[Stored entries]
>> BEGIN
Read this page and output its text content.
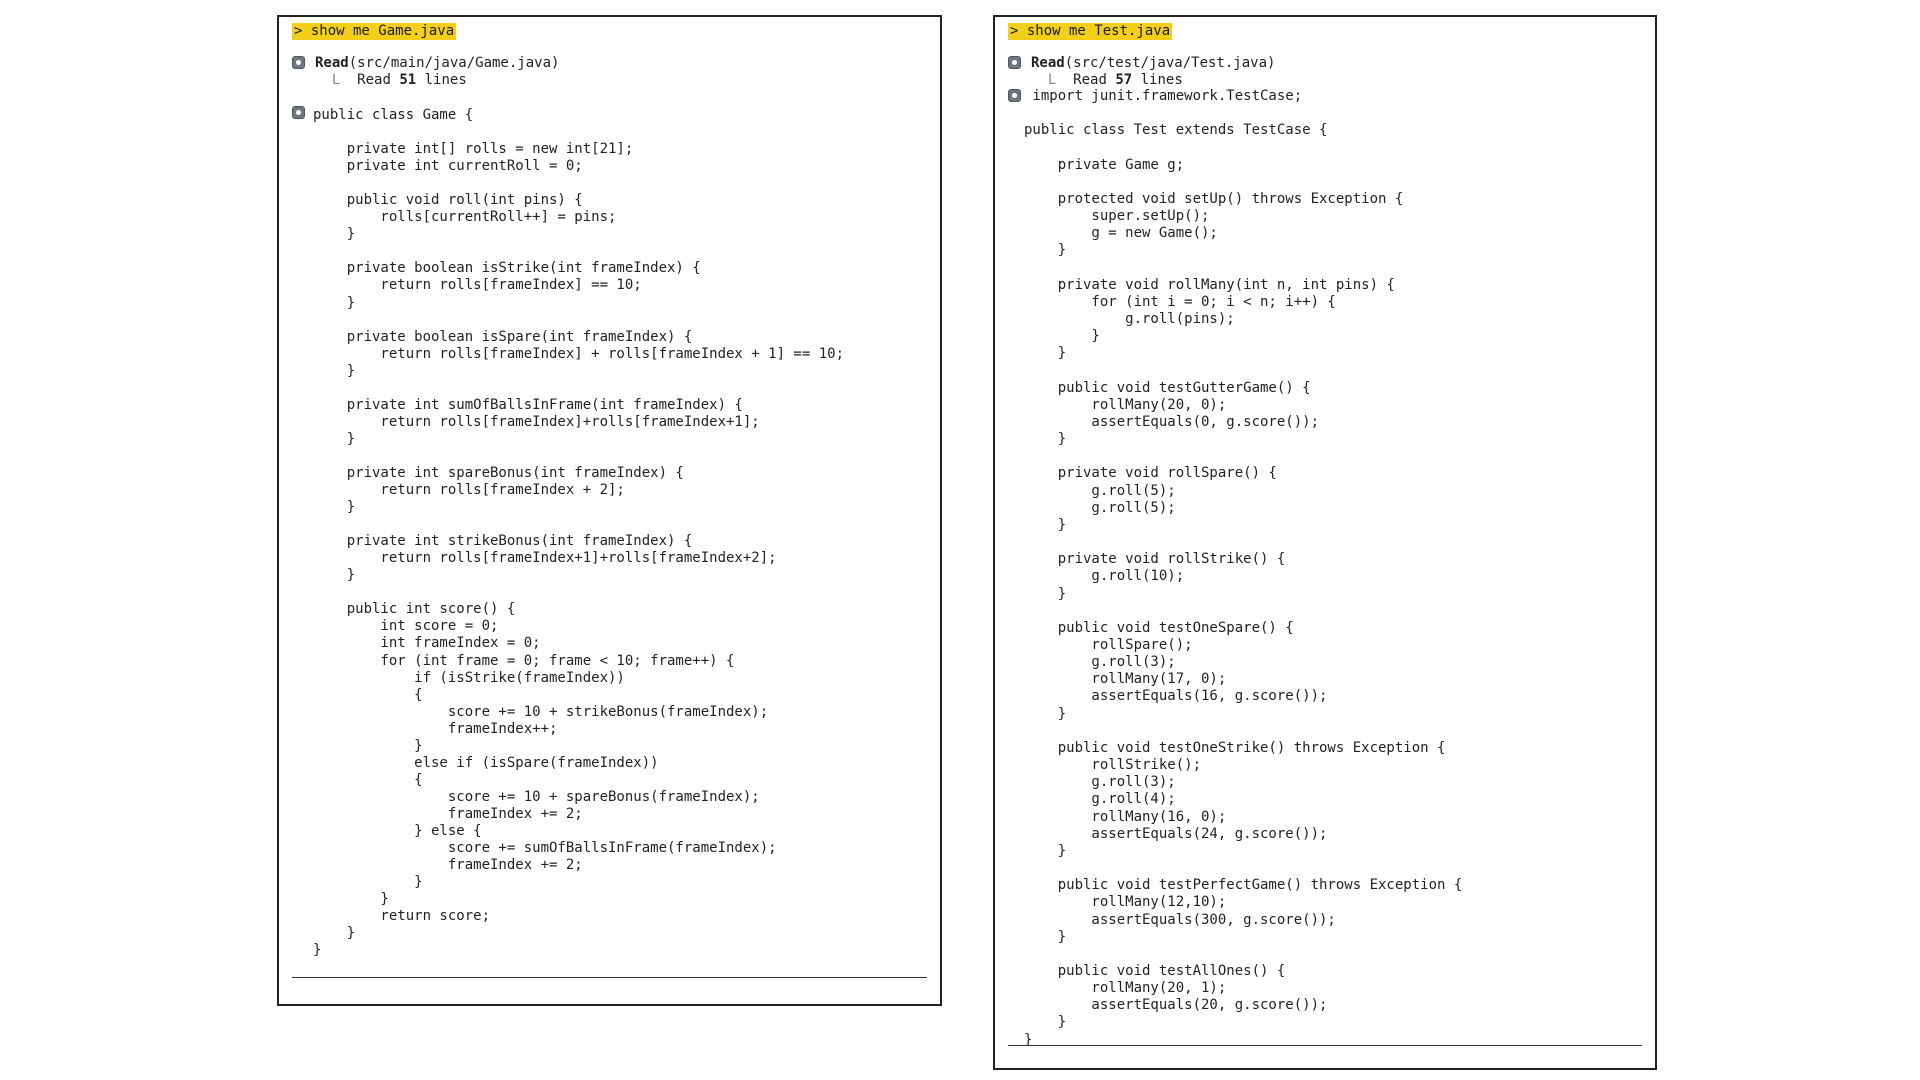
> show me Game.java
Read(src/main/java/Game.java)
L Read 51 lines
public class Game {

private int[] rolls = new int[21];
private int currentRoll = 0;

public void roll(int pins) {
rolls[currentRoll++] = pins;
}

private boolean isStrike(int frameIndex) {
return rolls[frameIndex] == 10;
}

private boolean isSpare(int frameIndex) {
return rolls[frameIndex] + rolls[frameIndex + 1] == 10;
}

private int sumOfBallsInFrame(int frameIndex) {
return rolls[frameIndex]+rolls[frameIndex+1];
}

private int spareBonus(int frameIndex) {
return rolls[frameIndex + 2];
}

private int strikeBonus(int frameIndex) {
return rolls[frameIndex+1]+rolls[frameIndex+2];
}

public int score() {
int score = 0;
int frameIndex = 0;
for (int frame = 0; frame < 10; frame++) {
if (isStrike(frameIndex))
{
score += 10 + strikeBonus(frameIndex);
frameIndex++;
}
else if (isSpare(frameIndex))
{
score += 10 + spareBonus(frameIndex);
frameIndex += 2;
} else {
score += sumOfBallsInFrame(frameIndex);
frameIndex += 2;
}
}
return score;
}
}
> show me Test.java
Read(src/test/java/Test.java)
L Read 57 lines
import junit.framework.TestCase;

public class Test extends TestCase {

private Game g;

protected void setUp() throws Exception {
super.setUp();
g = new Game();
}

private void rollMany(int n, int pins) {
for (int i = 0; i < n; i++) {
g.roll(pins);
}
}

public void testGutterGame() {
rollMany(20, 0);
assertEquals(0, g.score());
}

private void rollSpare() {
g.roll(5);
g.roll(5);
}

private void rollStrike() {
g.roll(10);
}

public void testOneSpare() {
rollSpare();
g.roll(3);
rollMany(17, 0);
assertEquals(16, g.score());
}

public void testOneStrike() throws Exception {
rollStrike();
g.roll(3);
g.roll(4);
rollMany(16, 0);
assertEquals(24, g.score());
}

public void testPerfectGame() throws Exception {
rollMany(12,10);
assertEquals(300, g.score());
}

public void testAllOnes() {
rollMany(20, 1);
assertEquals(20, g.score());
}
}
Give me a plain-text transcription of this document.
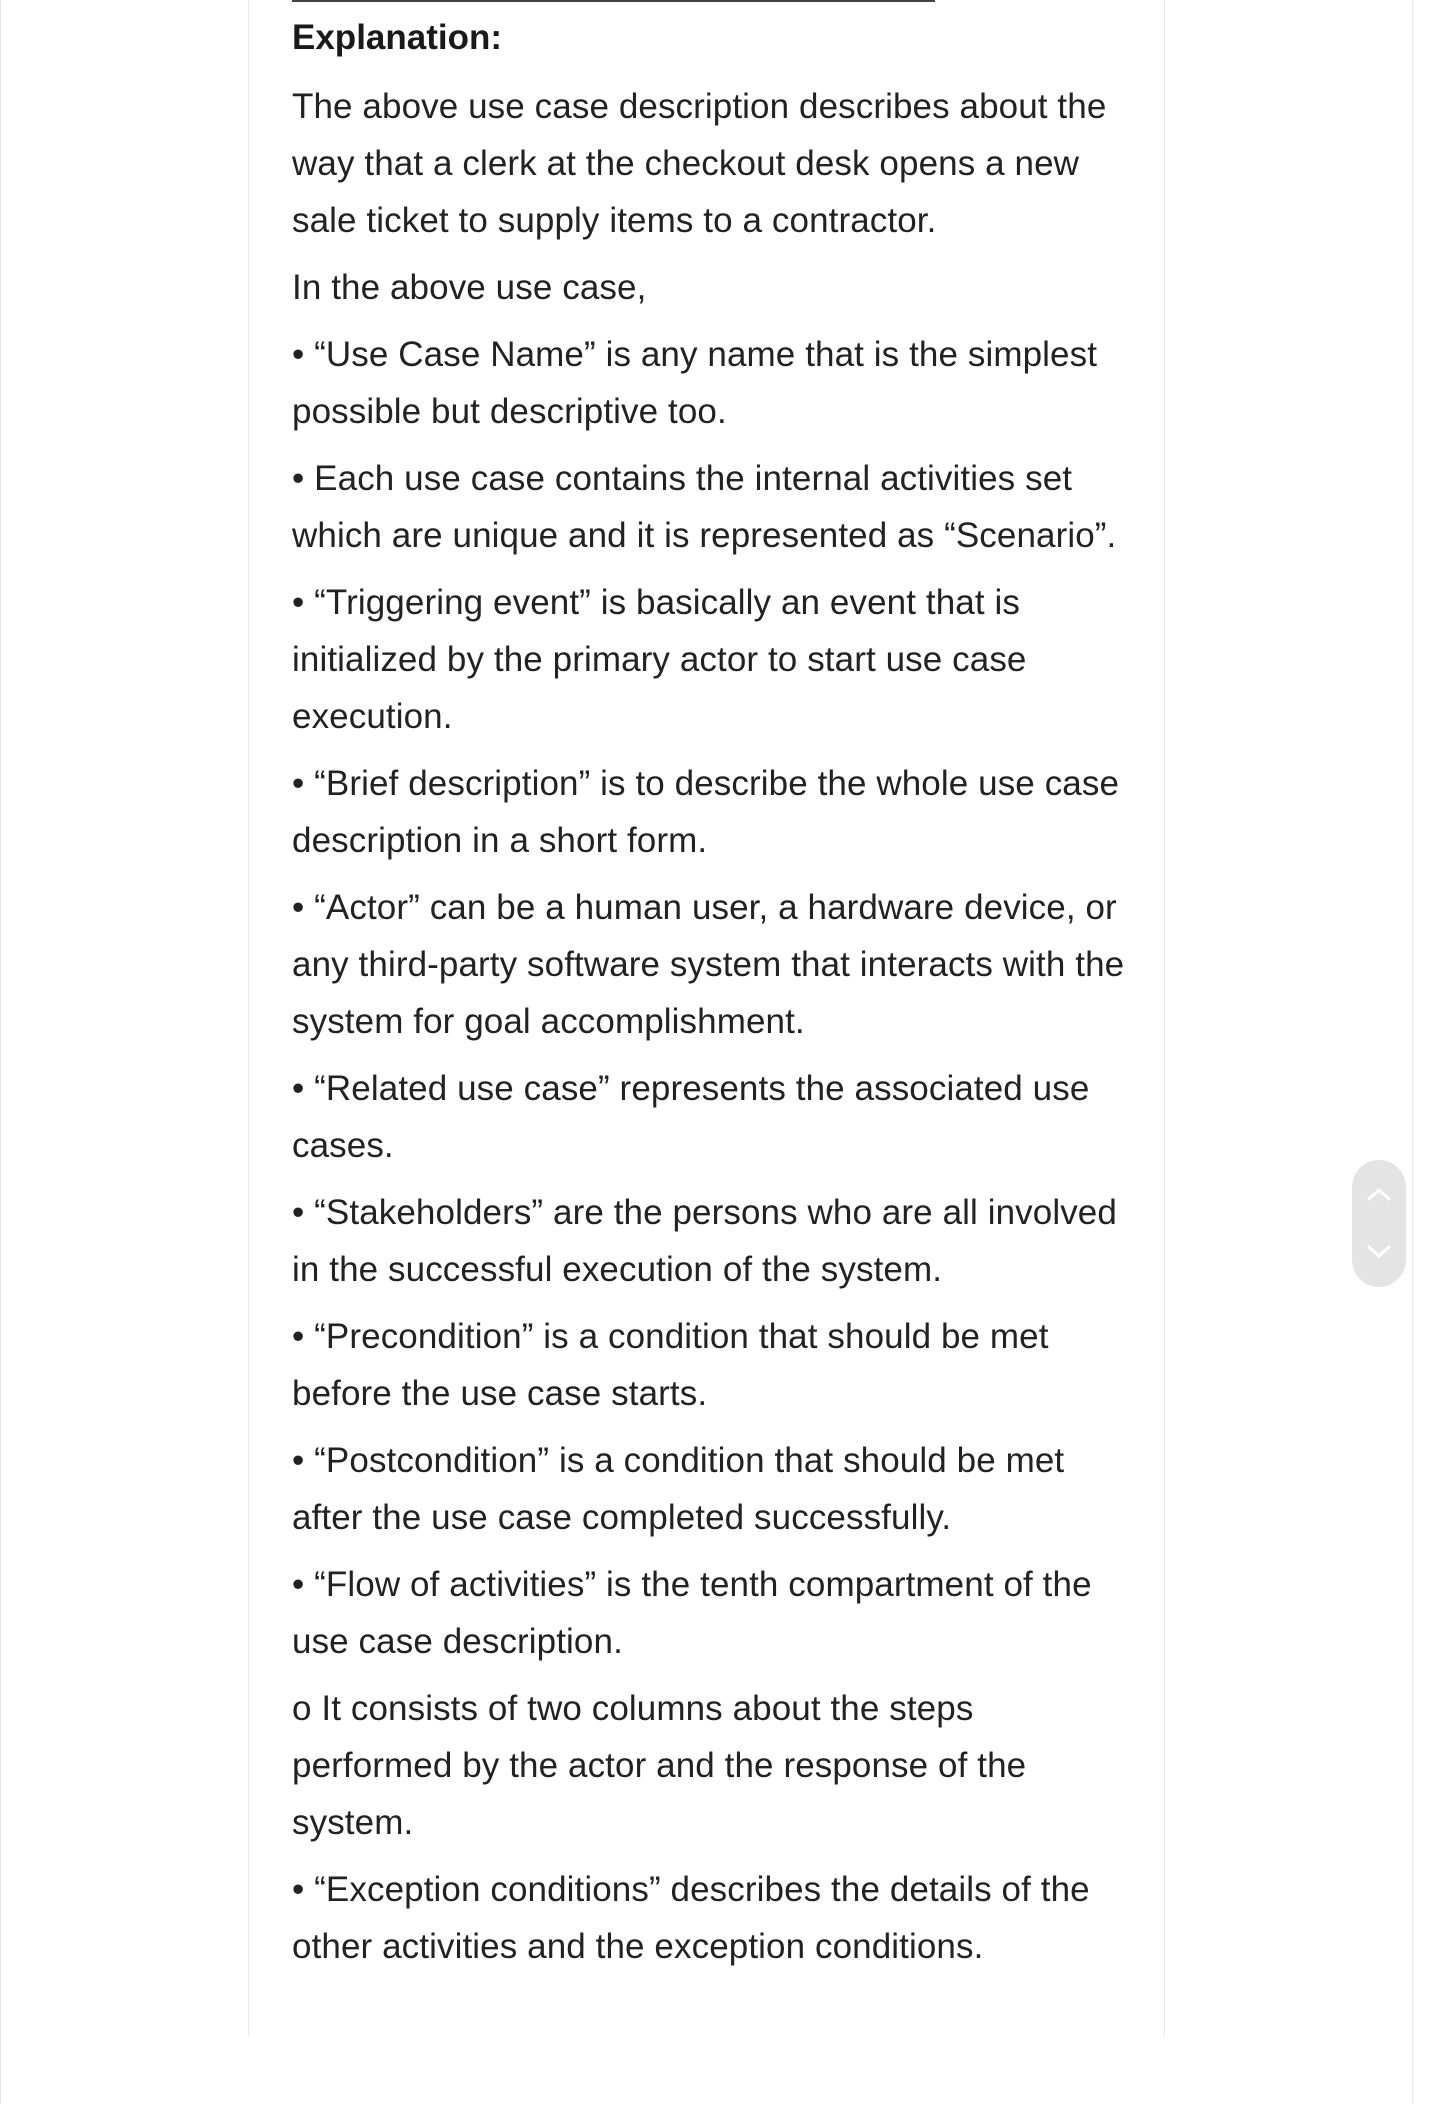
Explanation:

The above use case description describes about the way that a clerk at the checkout desk opens a new sale ticket to supply items to a contractor.

In the above use case,

• “Use Case Name” is any name that is the simplest possible but descriptive too.

• Each use case contains the internal activities set which are unique and it is represented as “Scenario”.

• “Triggering event” is basically an event that is initialized by the primary actor to start use case execution.

• “Brief description” is to describe the whole use case description in a short form.

• “Actor” can be a human user, a hardware device, or any third-party software system that interacts with the system for goal accomplishment.

• “Related use case” represents the associated use cases.

• “Stakeholders” are the persons who are all involved in the successful execution of the system.

• “Precondition” is a condition that should be met before the use case starts.

• “Postcondition” is a condition that should be met after the use case completed successfully.

• “Flow of activities” is the tenth compartment of the use case description.

o It consists of two columns about the steps performed by the actor and the response of the system.

• “Exception conditions” describes the details of the other activities and the exception conditions.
>> END
• _Exercise requirements_
Reply with nothing except the number of lines in the listing above that include the string "TestCase".

• _Written response_
2